[Stored records]

__________________________________________________

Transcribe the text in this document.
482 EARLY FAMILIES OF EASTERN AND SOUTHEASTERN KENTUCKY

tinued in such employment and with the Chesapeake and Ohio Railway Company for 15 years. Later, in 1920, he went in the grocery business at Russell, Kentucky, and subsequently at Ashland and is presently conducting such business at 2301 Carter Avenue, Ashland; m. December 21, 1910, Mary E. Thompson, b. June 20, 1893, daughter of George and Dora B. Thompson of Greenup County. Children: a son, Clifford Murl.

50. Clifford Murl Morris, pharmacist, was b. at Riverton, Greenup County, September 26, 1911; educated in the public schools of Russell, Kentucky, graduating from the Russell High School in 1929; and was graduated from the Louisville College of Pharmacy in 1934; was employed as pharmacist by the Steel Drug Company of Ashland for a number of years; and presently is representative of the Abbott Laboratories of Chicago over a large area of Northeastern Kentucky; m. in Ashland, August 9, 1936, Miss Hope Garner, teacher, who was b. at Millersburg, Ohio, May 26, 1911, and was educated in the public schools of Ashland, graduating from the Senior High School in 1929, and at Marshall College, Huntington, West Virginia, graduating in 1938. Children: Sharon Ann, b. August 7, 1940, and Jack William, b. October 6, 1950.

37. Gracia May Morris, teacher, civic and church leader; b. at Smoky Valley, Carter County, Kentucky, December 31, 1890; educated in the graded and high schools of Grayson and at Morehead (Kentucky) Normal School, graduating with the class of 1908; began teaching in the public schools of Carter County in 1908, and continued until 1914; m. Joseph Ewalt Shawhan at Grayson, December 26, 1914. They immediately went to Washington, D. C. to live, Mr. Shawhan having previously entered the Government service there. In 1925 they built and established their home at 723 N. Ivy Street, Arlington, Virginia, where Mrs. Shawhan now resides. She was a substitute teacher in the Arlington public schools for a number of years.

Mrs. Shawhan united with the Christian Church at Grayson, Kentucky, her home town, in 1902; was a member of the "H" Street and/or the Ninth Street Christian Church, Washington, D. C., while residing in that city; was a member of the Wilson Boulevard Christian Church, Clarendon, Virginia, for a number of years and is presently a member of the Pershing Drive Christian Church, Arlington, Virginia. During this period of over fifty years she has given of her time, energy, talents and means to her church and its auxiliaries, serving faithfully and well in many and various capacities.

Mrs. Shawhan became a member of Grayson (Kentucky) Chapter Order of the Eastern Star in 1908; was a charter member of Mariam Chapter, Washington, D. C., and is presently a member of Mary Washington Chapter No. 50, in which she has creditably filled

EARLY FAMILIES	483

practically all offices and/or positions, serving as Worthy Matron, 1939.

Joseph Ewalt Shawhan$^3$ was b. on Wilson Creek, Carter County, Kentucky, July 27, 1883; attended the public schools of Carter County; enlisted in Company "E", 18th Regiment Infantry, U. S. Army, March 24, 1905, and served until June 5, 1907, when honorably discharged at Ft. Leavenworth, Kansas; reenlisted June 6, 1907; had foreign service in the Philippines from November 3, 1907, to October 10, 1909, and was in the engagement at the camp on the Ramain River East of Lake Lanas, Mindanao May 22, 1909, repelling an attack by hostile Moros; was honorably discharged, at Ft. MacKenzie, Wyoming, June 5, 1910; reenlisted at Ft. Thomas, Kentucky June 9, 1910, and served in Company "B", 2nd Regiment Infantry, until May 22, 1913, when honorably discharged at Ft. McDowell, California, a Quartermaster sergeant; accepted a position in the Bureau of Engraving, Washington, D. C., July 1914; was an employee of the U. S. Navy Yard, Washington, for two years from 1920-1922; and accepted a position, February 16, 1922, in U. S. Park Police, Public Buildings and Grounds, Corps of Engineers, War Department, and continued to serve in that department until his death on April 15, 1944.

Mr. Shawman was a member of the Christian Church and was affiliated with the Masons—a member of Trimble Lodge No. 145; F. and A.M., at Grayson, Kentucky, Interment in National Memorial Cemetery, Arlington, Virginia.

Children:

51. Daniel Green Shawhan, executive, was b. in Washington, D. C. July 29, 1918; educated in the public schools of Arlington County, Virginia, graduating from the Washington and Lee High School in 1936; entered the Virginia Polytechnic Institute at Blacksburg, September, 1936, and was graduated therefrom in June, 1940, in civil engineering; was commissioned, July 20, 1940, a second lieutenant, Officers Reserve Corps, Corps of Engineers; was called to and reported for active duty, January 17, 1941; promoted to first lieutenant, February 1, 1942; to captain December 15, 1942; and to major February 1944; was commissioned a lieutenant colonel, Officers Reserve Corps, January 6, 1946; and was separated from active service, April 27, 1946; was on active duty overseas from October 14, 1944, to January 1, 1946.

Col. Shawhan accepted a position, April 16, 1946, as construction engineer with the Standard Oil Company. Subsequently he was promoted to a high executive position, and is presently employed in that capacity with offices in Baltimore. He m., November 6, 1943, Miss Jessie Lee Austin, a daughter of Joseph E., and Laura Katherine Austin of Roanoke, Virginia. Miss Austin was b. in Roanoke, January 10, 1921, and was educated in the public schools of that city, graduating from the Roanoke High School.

__________________________________________________

#### Exercise task:
Copy all data exactly, start to finish.

#### The solution:
Transcribe the text in this document.
482 EARLY FAMILIES OF EASTERN AND SOUTHEASTERN KENTUCKY

tinued in such employment and with the Chesapeake and Ohio Railway Company for 15 years. Later, in 1920, he went in the grocery business at Russell, Kentucky, and subsequently at Ashland and is presently conducting such business at 2301 Carter Avenue, Ashland; m. December 21, 1910, Mary E. Thompson, b. June 20, 1893, daughter of George and Dora B. Thompson of Greenup County. Children: a son, Clifford Murl.

50. Clifford Murl Morris, pharmacist, was b. at Riverton, Greenup County, September 26, 1911; educated in the public schools of Russell, Kentucky, graduating from the Russell High School in 1929; and was graduated from the Louisville College of Pharmacy in 1934; was employed as pharmacist by the Steel Drug Company of Ashland for a number of years; and presently is representative of the Abbott Laboratories of Chicago over a large area of Northeastern Kentucky; m. in Ashland, August 9, 1936, Miss Hope Garner, teacher, who was b. at Millersburg, Ohio, May 26, 1911, and was educated in the public schools of Ashland, graduating from the Senior High School in 1929, and at Marshall College, Huntington, West Virginia, graduating in 1938. Children: Sharon Ann, b. August 7, 1940, and Jack William, b. October 6, 1950.

37. Gracia May Morris, teacher, civic and church leader; b. at Smoky Valley, Carter County, Kentucky, December 31, 1890; educated in the graded and high schools of Grayson and at Morehead (Kentucky) Normal School, graduating with the class of 1908; began teaching in the public schools of Carter County in 1908, and continued until 1914; m. Joseph Ewalt Shawhan at Grayson, December 26, 1914. They immediately went to Washington, D. C. to live, Mr. Shawhan having previously entered the Government service there. In 1925 they built and established their home at 723 N. Ivy Street, Arlington, Virginia, where Mrs. Shawhan now resides. She was a substitute teacher in the Arlington public schools for a number of years.

Mrs. Shawhan united with the Christian Church at Grayson, Kentucky, her home town, in 1902; was a member of the "H" Street and/or the Ninth Street Christian Church, Washington, D. C., while residing in that city; was a member of the Wilson Boulevard Christian Church, Clarendon, Virginia, for a number of years and is presently a member of the Pershing Drive Christian Church, Arlington, Virginia. During this period of over fifty years she has given of her time, energy, talents and means to her church and its auxiliaries, serving faithfully and well in many and various capacities.

Mrs. Shawhan became a member of Grayson (Kentucky) Chapter Order of the Eastern Star in 1908; was a charter member of Mariam Chapter, Washington, D. C., and is presently a member of Mary Washington Chapter No. 50, in which she has creditably filled

EARLY FAMILIES	483

practically all offices and/or positions, serving as Worthy Matron, 1939.

Joseph Ewalt Shawhan$^3$ was b. on Wilson Creek, Carter County, Kentucky, July 27, 1883; attended the public schools of Carter County; enlisted in Company "E", 18th Regiment Infantry, U. S. Army, March 24, 1905, and served until June 5, 1907, when honorably discharged at Ft. Leavenworth, Kansas; reenlisted June 6, 1907; had foreign service in the Philippines from November 3, 1907, to October 10, 1909, and was in the engagement at the camp on the Ramain River East of Lake Lanas, Mindanao May 22, 1909, repelling an attack by hostile Moros; was honorably discharged, at Ft. MacKenzie, Wyoming, June 5, 1910; reenlisted at Ft. Thomas, Kentucky June 9, 1910, and served in Company "B", 2nd Regiment Infantry, until May 22, 1913, when honorably discharged at Ft. McDowell, California, a Quartermaster sergeant; accepted a position in the Bureau of Engraving, Washington, D. C., July 1914; was an employee of the U. S. Navy Yard, Washington, for two years from 1920-1922; and accepted a position, February 16, 1922, in U. S. Park Police, Public Buildings and Grounds, Corps of Engineers, War Department, and continued to serve in that department until his death on April 15, 1944.

Mr. Shawman was a member of the Christian Church and was affiliated with the Masons—a member of Trimble Lodge No. 145; F. and A.M., at Grayson, Kentucky, Interment in National Memorial Cemetery, Arlington, Virginia.

Children:

51. Daniel Green Shawhan, executive, was b. in Washington, D. C. July 29, 1918; educated in the public schools of Arlington County, Virginia, graduating from the Washington and Lee High School in 1936; entered the Virginia Polytechnic Institute at Blacksburg, September, 1936, and was graduated therefrom in June, 1940, in civil engineering; was commissioned, July 20, 1940, a second lieutenant, Officers Reserve Corps, Corps of Engineers; was called to and reported for active duty, January 17, 1941; promoted to first lieutenant, February 1, 1942; to captain December 15, 1942; and to major February 1944; was commissioned a lieutenant colonel, Officers Reserve Corps, January 6, 1946; and was separated from active service, April 27, 1946; was on active duty overseas from October 14, 1944, to January 1, 1946.

Col. Shawhan accepted a position, April 16, 1946, as construction engineer with the Standard Oil Company. Subsequently he was promoted to a high executive position, and is presently employed in that capacity with offices in Baltimore. He m., November 6, 1943, Miss Jessie Lee Austin, a daughter of Joseph E., and Laura Katherine Austin of Roanoke, Virginia. Miss Austin was b. in Roanoke, January 10, 1921, and was educated in the public schools of that city, graduating from the Roanoke High School.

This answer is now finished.